▶ What needs to be done: Rewrite the items below as a numbered list, one line per entry, and leave out any blank lines.
##### Records for this exercise
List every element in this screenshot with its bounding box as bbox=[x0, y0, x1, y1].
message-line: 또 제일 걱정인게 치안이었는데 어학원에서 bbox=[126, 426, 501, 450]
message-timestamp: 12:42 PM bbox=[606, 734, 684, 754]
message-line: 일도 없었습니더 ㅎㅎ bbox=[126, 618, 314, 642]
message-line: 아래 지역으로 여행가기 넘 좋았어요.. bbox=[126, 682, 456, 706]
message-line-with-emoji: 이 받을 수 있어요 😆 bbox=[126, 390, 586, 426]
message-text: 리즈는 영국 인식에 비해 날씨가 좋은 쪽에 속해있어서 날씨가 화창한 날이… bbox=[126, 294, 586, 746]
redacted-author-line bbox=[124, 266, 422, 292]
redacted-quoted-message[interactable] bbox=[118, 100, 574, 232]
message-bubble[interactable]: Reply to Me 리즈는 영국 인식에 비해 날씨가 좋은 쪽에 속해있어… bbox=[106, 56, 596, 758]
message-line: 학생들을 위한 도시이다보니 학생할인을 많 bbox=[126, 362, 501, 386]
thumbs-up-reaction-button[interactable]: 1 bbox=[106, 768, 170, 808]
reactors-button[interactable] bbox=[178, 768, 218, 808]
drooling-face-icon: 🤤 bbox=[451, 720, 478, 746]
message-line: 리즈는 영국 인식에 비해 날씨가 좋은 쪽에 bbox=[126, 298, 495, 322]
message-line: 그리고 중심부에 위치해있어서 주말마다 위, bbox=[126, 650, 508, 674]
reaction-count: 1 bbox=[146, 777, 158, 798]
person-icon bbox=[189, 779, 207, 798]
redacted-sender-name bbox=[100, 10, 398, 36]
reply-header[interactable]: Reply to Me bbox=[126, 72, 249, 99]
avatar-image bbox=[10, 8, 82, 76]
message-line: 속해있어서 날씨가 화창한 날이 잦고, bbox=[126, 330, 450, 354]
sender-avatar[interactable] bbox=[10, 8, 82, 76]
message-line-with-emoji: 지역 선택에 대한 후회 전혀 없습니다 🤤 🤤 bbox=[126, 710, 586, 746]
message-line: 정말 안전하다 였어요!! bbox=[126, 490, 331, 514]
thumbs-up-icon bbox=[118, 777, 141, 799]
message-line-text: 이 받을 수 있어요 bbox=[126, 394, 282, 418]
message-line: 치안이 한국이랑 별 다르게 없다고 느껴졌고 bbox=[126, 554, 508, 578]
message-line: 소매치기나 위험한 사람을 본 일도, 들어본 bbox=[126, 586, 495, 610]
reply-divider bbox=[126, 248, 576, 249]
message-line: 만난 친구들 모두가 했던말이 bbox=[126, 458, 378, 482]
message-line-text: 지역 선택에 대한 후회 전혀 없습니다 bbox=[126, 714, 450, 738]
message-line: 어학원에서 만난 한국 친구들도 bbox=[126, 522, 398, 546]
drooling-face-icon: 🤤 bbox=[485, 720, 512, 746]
##########
▶ Right answer:
1. List every element in this screenshot with its bounding box as bbox=[x0, y0, x1, y1].
2. message-line: 또 제일 걱정인게 치안이었는데 어학원에서 bbox=[126, 426, 501, 450]
3. message-timestamp: 12:42 PM bbox=[606, 734, 684, 754]
4. message-line: 일도 없었습니더 ㅎㅎ bbox=[126, 618, 314, 642]
5. message-line: 아래 지역으로 여행가기 넘 좋았어요.. bbox=[126, 682, 456, 706]
6. message-line-with-emoji: 이 받을 수 있어요 😆 bbox=[126, 390, 586, 426]
7. message-text: 리즈는 영국 인식에 비해 날씨가 좋은 쪽에 속해있어서 날씨가 화창한 날이… bbox=[126, 294, 586, 746]
8. redacted-author-line bbox=[124, 266, 422, 292]
9. redacted-quoted-message[interactable] bbox=[118, 100, 574, 232]
10. message-bubble[interactable]: Reply to Me 리즈는 영국 인식에 비해 날씨가 좋은 쪽에 속해있어… bbox=[106, 56, 596, 758]
11. message-line: 학생들을 위한 도시이다보니 학생할인을 많 bbox=[126, 362, 501, 386]
12. thumbs-up-reaction-button[interactable]: 1 bbox=[106, 768, 170, 808]
13. reactors-button[interactable] bbox=[178, 768, 218, 808]
14. drooling-face-icon: 🤤 bbox=[451, 720, 478, 746]
15. message-line: 리즈는 영국 인식에 비해 날씨가 좋은 쪽에 bbox=[126, 298, 495, 322]
16. message-line: 그리고 중심부에 위치해있어서 주말마다 위, bbox=[126, 650, 508, 674]
17. reaction-count: 1 bbox=[146, 777, 158, 798]
18. person-icon bbox=[189, 779, 207, 798]
19. redacted-sender-name bbox=[100, 10, 398, 36]
20. reply-header[interactable]: Reply to Me bbox=[126, 72, 249, 99]
21. avatar-image bbox=[10, 8, 82, 76]
22. message-line: 속해있어서 날씨가 화창한 날이 잦고, bbox=[126, 330, 450, 354]
23. sender-avatar[interactable] bbox=[10, 8, 82, 76]
24. message-line-with-emoji: 지역 선택에 대한 후회 전혀 없습니다 🤤 🤤 bbox=[126, 710, 586, 746]
25. message-line: 정말 안전하다 였어요!! bbox=[126, 490, 331, 514]
26. thumbs-up-icon bbox=[118, 777, 141, 799]
27. message-line-text: 이 받을 수 있어요 bbox=[126, 394, 282, 418]
28. message-line: 치안이 한국이랑 별 다르게 없다고 느껴졌고 bbox=[126, 554, 508, 578]
29. message-line: 소매치기나 위험한 사람을 본 일도, 들어본 bbox=[126, 586, 495, 610]
30. reply-divider bbox=[126, 248, 576, 249]
31. message-line: 만난 친구들 모두가 했던말이 bbox=[126, 458, 378, 482]
32. message-line-text: 지역 선택에 대한 후회 전혀 없습니다 bbox=[126, 714, 450, 738]
33. message-line: 어학원에서 만난 한국 친구들도 bbox=[126, 522, 398, 546]
34. drooling-face-icon: 🤤 bbox=[485, 720, 512, 746]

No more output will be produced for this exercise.